- [DO THIS]: The records underneath are to be repeated exactly, with the pictures left out.

A run of records

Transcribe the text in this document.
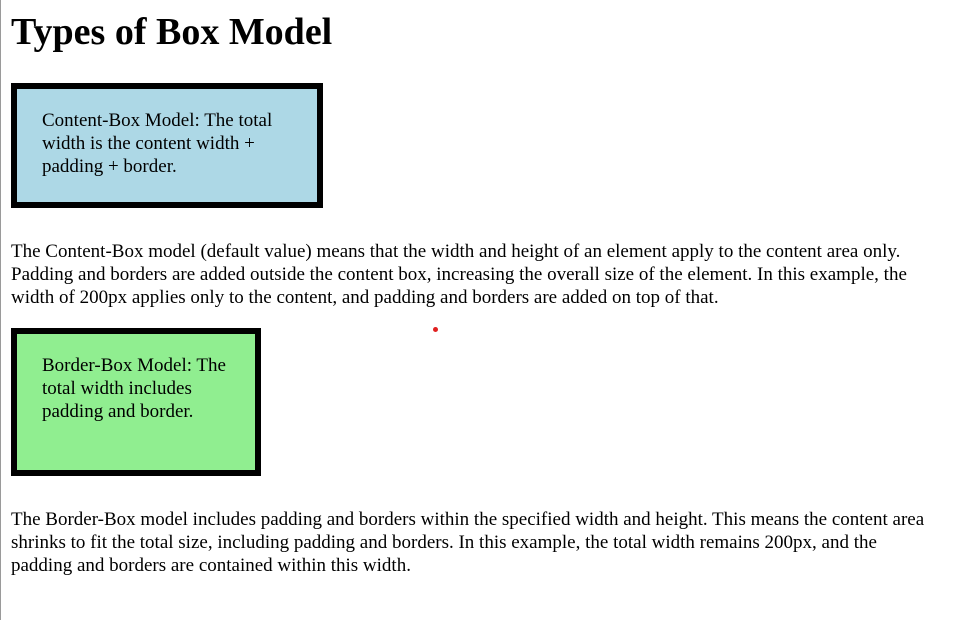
Types of Box Model
Content-Box Model: The total width is the content width + padding + border.

The Content-Box model (default value) means that the width and height of an element apply to the content area only. Padding and borders are added outside the content box, increasing the overall size of the element. In this example, the width of 200px applies only to the content, and padding and borders are added on top of that.

Border-Box Model: The total width includes padding and border.

The Border-Box model includes padding and borders within the specified width and height. This means the content area shrinks to fit the total size, including padding and borders. In this example, the total width remains 200px, and the padding and borders are contained within this width.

- [EXPECTED ANSWER]:
Transcribe the text in this document.
Types of Box Model
Content-Box Model: The total width is the content width + padding + border.

The Content-Box model (default value) means that the width and height of an element apply to the content area only. Padding and borders are added outside the content box, increasing the overall size of the element. In this example, the width of 200px applies only to the content, and padding and borders are added on top of that.

Border-Box Model: The total width includes padding and border.

The Border-Box model includes padding and borders within the specified width and height. This means the content area shrinks to fit the total size, including padding and borders. In this example, the total width remains 200px, and the padding and borders are contained within this width.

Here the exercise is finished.